**TASK DETAILS:**
Copy each line of the material below that includes the string "miàn".

START RECORDS PROVIDED

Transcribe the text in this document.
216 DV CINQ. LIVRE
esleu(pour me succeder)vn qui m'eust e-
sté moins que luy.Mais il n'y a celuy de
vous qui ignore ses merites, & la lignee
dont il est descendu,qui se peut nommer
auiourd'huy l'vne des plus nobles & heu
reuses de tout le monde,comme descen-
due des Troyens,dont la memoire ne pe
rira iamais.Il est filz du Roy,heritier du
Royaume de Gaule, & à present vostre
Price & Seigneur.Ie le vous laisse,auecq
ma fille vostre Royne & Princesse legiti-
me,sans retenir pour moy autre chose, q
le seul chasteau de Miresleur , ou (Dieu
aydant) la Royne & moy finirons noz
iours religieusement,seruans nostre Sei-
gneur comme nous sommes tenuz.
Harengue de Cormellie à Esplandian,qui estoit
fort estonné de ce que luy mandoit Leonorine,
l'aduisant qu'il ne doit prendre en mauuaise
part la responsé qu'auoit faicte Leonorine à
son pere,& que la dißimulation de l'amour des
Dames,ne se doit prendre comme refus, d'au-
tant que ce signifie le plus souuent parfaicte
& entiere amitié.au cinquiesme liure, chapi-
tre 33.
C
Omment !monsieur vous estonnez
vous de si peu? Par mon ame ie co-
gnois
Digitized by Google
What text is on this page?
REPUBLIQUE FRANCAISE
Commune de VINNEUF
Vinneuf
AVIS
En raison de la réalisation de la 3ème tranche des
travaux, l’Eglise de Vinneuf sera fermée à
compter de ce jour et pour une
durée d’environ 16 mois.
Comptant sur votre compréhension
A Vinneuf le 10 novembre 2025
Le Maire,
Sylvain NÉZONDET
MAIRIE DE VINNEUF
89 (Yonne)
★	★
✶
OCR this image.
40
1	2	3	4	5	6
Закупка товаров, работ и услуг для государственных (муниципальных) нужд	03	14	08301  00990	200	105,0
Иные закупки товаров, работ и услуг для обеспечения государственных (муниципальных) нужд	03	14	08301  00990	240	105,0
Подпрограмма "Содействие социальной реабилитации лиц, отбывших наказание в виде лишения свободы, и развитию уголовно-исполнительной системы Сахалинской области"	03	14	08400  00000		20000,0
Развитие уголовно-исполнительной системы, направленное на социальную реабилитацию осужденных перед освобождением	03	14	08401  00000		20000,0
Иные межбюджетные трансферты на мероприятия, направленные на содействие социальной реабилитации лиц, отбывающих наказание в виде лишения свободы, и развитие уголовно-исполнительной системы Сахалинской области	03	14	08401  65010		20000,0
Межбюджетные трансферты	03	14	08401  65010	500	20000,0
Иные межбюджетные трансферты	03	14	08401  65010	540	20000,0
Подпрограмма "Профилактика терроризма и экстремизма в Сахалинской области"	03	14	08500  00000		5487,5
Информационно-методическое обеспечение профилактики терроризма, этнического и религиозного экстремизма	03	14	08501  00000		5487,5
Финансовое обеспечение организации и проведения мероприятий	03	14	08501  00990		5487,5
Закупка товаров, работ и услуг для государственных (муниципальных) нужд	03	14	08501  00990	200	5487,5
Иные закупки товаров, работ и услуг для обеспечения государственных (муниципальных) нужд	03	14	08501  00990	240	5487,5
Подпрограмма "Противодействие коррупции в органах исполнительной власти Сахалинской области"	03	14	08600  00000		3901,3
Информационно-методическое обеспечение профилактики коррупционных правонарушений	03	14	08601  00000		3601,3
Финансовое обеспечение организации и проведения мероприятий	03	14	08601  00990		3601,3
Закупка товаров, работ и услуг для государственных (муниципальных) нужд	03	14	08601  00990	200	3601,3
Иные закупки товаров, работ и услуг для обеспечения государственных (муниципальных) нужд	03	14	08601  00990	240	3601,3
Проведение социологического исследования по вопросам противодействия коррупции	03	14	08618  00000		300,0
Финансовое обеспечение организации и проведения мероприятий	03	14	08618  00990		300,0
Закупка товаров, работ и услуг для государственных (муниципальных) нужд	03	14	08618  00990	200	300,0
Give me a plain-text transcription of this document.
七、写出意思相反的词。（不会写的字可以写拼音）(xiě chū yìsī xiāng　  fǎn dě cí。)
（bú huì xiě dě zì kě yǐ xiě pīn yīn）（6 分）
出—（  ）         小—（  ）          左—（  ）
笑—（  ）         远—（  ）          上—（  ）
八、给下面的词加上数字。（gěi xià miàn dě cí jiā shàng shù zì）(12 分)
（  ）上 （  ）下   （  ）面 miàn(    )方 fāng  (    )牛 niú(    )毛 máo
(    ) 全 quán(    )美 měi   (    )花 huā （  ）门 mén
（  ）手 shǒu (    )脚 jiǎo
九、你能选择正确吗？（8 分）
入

END RECORDS PROVIDED

**EXERCISE ANSWER:**
八、给下面的词加上数字。（gěi xià miàn dě cí jiā shàng shù zì）(12 分)
（  ）上 （  ）下   （  ）面 miàn(    )方 fāng  (    )牛 niú(    )毛 máo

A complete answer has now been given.